Given information:
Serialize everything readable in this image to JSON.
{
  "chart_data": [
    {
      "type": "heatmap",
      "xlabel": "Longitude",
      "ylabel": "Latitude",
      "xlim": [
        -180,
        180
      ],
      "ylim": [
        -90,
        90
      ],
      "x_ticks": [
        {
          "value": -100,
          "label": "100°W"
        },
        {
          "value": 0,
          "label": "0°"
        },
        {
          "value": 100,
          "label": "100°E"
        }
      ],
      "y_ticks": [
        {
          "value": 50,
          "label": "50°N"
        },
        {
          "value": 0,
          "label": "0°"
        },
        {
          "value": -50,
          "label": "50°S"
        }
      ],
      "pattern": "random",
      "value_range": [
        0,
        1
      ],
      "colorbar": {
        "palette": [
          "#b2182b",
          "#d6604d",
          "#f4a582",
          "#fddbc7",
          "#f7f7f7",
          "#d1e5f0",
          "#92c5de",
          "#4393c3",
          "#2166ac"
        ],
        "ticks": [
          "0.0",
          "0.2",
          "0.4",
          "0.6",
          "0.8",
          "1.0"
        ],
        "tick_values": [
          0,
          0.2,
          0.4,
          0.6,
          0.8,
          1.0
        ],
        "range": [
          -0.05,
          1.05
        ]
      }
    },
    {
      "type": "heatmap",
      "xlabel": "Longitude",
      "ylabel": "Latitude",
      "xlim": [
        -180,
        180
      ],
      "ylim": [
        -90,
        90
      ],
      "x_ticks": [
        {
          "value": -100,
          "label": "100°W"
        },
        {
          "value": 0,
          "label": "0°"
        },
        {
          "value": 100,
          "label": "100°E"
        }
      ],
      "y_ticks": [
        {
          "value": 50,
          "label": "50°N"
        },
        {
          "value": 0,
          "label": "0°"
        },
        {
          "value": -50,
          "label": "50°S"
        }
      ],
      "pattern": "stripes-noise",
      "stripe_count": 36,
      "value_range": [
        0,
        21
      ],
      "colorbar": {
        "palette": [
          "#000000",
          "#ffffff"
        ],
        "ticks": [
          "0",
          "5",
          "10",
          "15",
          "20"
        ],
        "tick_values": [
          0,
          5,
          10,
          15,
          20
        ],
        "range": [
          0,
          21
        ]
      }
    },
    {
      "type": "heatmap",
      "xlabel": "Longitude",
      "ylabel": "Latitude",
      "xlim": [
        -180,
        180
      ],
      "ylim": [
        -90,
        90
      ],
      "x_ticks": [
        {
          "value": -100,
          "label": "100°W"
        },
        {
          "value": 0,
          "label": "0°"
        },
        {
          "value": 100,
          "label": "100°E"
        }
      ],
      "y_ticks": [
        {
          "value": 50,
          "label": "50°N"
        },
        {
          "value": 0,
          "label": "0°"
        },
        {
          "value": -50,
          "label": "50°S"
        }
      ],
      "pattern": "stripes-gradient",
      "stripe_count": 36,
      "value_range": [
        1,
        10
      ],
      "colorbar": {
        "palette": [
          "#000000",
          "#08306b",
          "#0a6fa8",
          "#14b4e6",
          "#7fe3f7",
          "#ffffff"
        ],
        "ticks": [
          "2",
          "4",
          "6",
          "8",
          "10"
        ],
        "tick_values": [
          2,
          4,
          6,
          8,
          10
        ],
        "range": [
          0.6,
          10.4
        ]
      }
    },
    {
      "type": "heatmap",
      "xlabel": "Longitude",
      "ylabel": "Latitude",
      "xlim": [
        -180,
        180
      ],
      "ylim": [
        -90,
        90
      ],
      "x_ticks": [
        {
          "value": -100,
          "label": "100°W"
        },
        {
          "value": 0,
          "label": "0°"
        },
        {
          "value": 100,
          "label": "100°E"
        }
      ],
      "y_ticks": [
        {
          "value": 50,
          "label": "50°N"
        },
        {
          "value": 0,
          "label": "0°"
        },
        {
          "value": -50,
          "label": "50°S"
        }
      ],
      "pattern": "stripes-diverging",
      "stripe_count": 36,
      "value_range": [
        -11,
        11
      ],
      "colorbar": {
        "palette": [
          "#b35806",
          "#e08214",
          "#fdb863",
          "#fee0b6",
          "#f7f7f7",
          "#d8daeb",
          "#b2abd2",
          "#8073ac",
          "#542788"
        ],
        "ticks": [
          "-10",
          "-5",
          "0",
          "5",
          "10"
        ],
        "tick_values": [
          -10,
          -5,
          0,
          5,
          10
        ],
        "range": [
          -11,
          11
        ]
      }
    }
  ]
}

What to produce: Among the lines above, how many contain the string "stripes"? State the number alone.

Solution to this task: 3